Data records:
□ □ □ □ □ □ □

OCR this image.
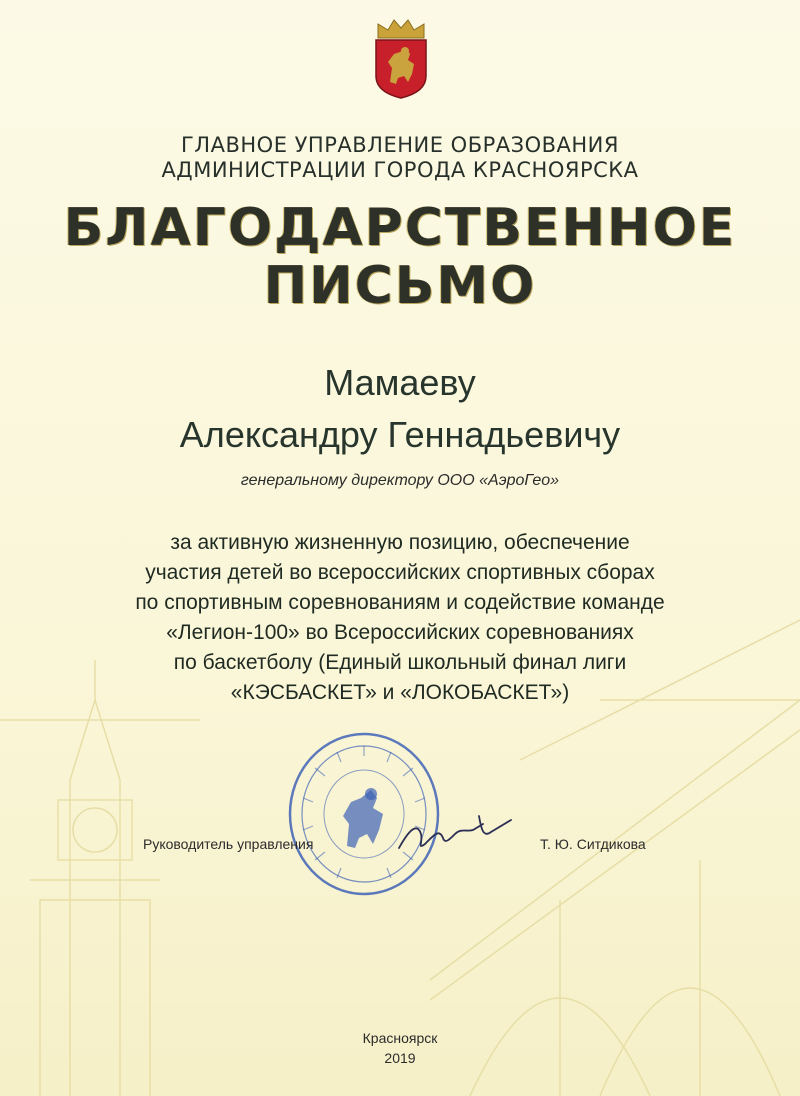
ГЛАВНОЕ УПРАВЛЕНИЕ ОБРАЗОВАНИЯ
АДМИНИСТРАЦИИ ГОРОДА КРАСНОЯРСКА
БЛАГОДАРСТВЕННОЕ
ПИСЬМО
Мамаеву
Александру Геннадьевичу
генеральному директору ООО «АэроГео»
за активную жизненную позицию, обеспечение
участия детей во всероссийских спортивных сборах
по спортивным соревнованиям и содействие команде
«Легион-100» во Всероссийских соревнованиях
по баскетболу (Единый школьный финал лиги
«КЭСБАСКЕТ» и «ЛОКОБАСКЕТ»)
Руководитель управления	Т. Ю. Ситдикова
Красноярск
2019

□ □ □ □ □ □ □

[PROBLEM DETAILS]: Reproduce the listing exactly. Leave its pictures out.

[THE SOLUTION]:
OCR this image.
ГЛАВНОЕ УПРАВЛЕНИЕ ОБРАЗОВАНИЯ
АДМИНИСТРАЦИИ ГОРОДА КРАСНОЯРСКА
БЛАГОДАРСТВЕННОЕ
ПИСЬМО
Мамаеву
Александру Геннадьевичу
генеральному директору ООО «АэроГео»
за активную жизненную позицию, обеспечение
участия детей во всероссийских спортивных сборах
по спортивным соревнованиям и содействие команде
«Легион-100» во Всероссийских соревнованиях
по баскетболу (Единый школьный финал лиги
«КЭСБАСКЕТ» и «ЛОКОБАСКЕТ»)
Руководитель управления	Т. Ю. Ситдикова
Красноярск
2019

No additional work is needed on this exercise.